▶ _Aim_:
Type out the records that follow, exactly as given.

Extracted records
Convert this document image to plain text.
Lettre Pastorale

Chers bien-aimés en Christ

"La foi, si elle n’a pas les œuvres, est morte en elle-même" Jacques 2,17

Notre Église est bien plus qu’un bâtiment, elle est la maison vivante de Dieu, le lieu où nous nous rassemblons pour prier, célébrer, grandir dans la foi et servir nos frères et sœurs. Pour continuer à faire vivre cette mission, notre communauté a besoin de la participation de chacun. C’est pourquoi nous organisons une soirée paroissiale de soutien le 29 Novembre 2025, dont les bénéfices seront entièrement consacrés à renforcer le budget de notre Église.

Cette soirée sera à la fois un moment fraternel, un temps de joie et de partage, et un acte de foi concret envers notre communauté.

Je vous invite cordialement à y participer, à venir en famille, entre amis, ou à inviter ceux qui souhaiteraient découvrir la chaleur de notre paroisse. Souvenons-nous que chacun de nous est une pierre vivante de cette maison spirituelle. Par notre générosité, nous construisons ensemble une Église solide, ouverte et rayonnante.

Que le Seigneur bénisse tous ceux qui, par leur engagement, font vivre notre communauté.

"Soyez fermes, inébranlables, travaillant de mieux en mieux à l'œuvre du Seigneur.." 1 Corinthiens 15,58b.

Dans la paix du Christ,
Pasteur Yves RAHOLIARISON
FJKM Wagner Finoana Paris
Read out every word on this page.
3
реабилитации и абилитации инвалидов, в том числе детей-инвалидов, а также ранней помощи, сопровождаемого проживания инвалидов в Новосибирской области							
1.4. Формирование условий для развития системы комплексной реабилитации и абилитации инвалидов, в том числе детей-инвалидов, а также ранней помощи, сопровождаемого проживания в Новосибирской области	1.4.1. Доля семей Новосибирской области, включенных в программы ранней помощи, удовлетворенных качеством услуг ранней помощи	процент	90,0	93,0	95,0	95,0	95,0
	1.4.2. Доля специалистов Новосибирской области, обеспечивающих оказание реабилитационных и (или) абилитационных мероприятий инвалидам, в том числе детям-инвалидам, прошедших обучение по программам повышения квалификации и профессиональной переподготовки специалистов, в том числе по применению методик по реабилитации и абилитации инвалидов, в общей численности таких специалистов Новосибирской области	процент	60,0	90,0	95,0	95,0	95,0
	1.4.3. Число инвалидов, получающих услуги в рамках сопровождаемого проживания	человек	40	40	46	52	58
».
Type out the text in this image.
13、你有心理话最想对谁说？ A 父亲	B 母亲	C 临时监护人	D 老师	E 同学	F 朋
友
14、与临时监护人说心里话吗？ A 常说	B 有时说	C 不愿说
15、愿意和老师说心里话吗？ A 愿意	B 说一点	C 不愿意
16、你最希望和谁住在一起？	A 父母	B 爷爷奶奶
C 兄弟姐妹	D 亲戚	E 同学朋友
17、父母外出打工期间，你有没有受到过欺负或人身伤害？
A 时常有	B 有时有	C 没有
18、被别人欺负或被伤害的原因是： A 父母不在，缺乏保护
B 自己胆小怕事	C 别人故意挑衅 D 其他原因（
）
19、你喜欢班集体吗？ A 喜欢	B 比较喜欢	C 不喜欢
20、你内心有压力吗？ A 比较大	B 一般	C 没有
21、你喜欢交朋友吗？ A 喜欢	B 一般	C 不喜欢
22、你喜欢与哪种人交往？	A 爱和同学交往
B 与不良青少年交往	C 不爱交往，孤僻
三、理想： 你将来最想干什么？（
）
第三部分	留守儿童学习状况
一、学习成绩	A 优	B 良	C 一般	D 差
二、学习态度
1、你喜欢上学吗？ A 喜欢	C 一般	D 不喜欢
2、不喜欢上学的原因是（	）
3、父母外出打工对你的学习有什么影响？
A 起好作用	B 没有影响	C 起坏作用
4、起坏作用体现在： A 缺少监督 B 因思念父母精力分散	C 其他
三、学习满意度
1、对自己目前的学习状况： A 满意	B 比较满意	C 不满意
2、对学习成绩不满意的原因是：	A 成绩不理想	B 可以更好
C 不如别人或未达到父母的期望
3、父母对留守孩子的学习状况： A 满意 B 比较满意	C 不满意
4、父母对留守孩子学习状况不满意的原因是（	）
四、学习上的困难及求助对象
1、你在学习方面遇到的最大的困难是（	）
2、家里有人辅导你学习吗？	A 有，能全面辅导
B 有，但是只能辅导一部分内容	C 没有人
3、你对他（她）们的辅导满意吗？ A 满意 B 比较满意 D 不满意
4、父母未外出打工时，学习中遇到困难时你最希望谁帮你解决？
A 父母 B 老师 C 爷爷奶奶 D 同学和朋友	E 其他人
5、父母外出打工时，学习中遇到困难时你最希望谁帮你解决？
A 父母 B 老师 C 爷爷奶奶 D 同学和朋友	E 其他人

▶ _Solution for this task_:
Convert this document image to plain text.
Lettre Pastorale

Chers bien-aimés en Christ

"La foi, si elle n’a pas les œuvres, est morte en elle-même" Jacques 2,17

Notre Église est bien plus qu’un bâtiment, elle est la maison vivante de Dieu, le lieu où nous nous rassemblons pour prier, célébrer, grandir dans la foi et servir nos frères et sœurs. Pour continuer à faire vivre cette mission, notre communauté a besoin de la participation de chacun. C’est pourquoi nous organisons une soirée paroissiale de soutien le 29 Novembre 2025, dont les bénéfices seront entièrement consacrés à renforcer le budget de notre Église.

Cette soirée sera à la fois un moment fraternel, un temps de joie et de partage, et un acte de foi concret envers notre communauté.

Je vous invite cordialement à y participer, à venir en famille, entre amis, ou à inviter ceux qui souhaiteraient découvrir la chaleur de notre paroisse. Souvenons-nous que chacun de nous est une pierre vivante de cette maison spirituelle. Par notre générosité, nous construisons ensemble une Église solide, ouverte et rayonnante.

Que le Seigneur bénisse tous ceux qui, par leur engagement, font vivre notre communauté.

"Soyez fermes, inébranlables, travaillant de mieux en mieux à l'œuvre du Seigneur.." 1 Corinthiens 15,58b.

Dans la paix du Christ,
Pasteur Yves RAHOLIARISON
FJKM Wagner Finoana Paris
Read out every word on this page.
3
реабилитации и абилитации инвалидов, в том числе детей-инвалидов, а также ранней помощи, сопровождаемого проживания инвалидов в Новосибирской области							
1.4. Формирование условий для развития системы комплексной реабилитации и абилитации инвалидов, в том числе детей-инвалидов, а также ранней помощи, сопровождаемого проживания в Новосибирской области	1.4.1. Доля семей Новосибирской области, включенных в программы ранней помощи, удовлетворенных качеством услуг ранней помощи	процент	90,0	93,0	95,0	95,0	95,0
	1.4.2. Доля специалистов Новосибирской области, обеспечивающих оказание реабилитационных и (или) абилитационных мероприятий инвалидам, в том числе детям-инвалидам, прошедших обучение по программам повышения квалификации и профессиональной переподготовки специалистов, в том числе по применению методик по реабилитации и абилитации инвалидов, в общей численности таких специалистов Новосибирской области	процент	60,0	90,0	95,0	95,0	95,0
	1.4.3. Число инвалидов, получающих услуги в рамках сопровождаемого проживания	человек	40	40	46	52	58
».
Type out the text in this image.
13、你有心理话最想对谁说？ A 父亲	B 母亲	C 临时监护人	D 老师	E 同学	F 朋
友
14、与临时监护人说心里话吗？ A 常说	B 有时说	C 不愿说
15、愿意和老师说心里话吗？ A 愿意	B 说一点	C 不愿意
16、你最希望和谁住在一起？	A 父母	B 爷爷奶奶
C 兄弟姐妹	D 亲戚	E 同学朋友
17、父母外出打工期间，你有没有受到过欺负或人身伤害？
A 时常有	B 有时有	C 没有
18、被别人欺负或被伤害的原因是： A 父母不在，缺乏保护
B 自己胆小怕事	C 别人故意挑衅 D 其他原因（
）
19、你喜欢班集体吗？ A 喜欢	B 比较喜欢	C 不喜欢
20、你内心有压力吗？ A 比较大	B 一般	C 没有
21、你喜欢交朋友吗？ A 喜欢	B 一般	C 不喜欢
22、你喜欢与哪种人交往？	A 爱和同学交往
B 与不良青少年交往	C 不爱交往，孤僻
三、理想： 你将来最想干什么？（
）
第三部分	留守儿童学习状况
一、学习成绩	A 优	B 良	C 一般	D 差
二、学习态度
1、你喜欢上学吗？ A 喜欢	C 一般	D 不喜欢
2、不喜欢上学的原因是（	）
3、父母外出打工对你的学习有什么影响？
A 起好作用	B 没有影响	C 起坏作用
4、起坏作用体现在： A 缺少监督 B 因思念父母精力分散	C 其他
三、学习满意度
1、对自己目前的学习状况： A 满意	B 比较满意	C 不满意
2、对学习成绩不满意的原因是：	A 成绩不理想	B 可以更好
C 不如别人或未达到父母的期望
3、父母对留守孩子的学习状况： A 满意 B 比较满意	C 不满意
4、父母对留守孩子学习状况不满意的原因是（	）
四、学习上的困难及求助对象
1、你在学习方面遇到的最大的困难是（	）
2、家里有人辅导你学习吗？	A 有，能全面辅导
B 有，但是只能辅导一部分内容	C 没有人
3、你对他（她）们的辅导满意吗？ A 满意 B 比较满意 D 不满意
4、父母未外出打工时，学习中遇到困难时你最希望谁帮你解决？
A 父母 B 老师 C 爷爷奶奶 D 同学和朋友	E 其他人
5、父母外出打工时，学习中遇到困难时你最希望谁帮你解决？
A 父母 B 老师 C 爷爷奶奶 D 同学和朋友	E 其他人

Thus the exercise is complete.